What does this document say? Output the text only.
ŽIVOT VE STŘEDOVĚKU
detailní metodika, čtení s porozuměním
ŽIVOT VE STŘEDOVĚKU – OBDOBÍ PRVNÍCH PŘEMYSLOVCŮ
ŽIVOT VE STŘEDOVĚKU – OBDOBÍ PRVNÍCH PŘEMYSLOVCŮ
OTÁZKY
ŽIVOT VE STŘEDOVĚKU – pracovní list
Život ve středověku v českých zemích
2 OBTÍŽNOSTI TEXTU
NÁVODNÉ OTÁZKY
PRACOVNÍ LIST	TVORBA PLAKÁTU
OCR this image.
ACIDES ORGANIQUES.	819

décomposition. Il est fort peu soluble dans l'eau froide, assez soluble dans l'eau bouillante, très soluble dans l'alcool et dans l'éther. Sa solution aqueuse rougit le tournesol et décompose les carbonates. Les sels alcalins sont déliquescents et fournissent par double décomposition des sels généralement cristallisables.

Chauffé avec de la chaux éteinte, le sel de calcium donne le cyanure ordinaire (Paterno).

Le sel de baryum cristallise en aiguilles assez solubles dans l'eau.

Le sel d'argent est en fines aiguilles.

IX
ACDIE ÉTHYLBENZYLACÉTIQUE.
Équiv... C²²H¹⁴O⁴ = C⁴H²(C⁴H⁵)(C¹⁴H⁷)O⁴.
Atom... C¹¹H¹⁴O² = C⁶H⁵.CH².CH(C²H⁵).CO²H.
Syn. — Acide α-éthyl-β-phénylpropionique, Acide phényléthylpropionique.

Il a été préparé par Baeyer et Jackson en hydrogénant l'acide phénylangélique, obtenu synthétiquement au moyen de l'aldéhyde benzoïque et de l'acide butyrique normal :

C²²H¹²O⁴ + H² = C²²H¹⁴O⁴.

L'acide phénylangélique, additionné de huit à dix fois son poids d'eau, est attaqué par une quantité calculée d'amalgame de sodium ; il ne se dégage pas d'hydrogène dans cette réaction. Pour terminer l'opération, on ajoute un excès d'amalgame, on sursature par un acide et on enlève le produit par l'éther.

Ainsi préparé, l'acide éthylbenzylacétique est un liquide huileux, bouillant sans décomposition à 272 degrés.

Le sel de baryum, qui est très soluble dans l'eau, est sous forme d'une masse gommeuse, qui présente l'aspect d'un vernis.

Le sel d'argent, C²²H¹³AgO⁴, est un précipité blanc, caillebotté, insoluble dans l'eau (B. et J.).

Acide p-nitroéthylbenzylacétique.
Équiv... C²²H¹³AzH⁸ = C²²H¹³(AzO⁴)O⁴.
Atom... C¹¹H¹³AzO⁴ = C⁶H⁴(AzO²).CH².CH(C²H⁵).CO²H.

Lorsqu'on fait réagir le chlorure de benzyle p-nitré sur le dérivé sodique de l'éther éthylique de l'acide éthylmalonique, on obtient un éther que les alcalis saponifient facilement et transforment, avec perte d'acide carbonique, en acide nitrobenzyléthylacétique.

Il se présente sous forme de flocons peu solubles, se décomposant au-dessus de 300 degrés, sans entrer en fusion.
++++++++++
**EXERCISE:**
Only lines that contain the word "décomposition" are wanted; copy each of them.

**OUTPUT:**
décomposition. Il est fort peu soluble dans l'eau froide, assez soluble dans l'eau bouillante, très soluble dans l'alcool et dans l'éther. Sa solution aqueuse rougit le tournesol et décompose les carbonates. Les sels alcalins sont déliquescents et fournissent par double décomposition des sels généralement cristallisables.
Ainsi préparé, l'acide éthylbenzylacétique est un liquide huileux, bouillant sans décomposition à 272 degrés.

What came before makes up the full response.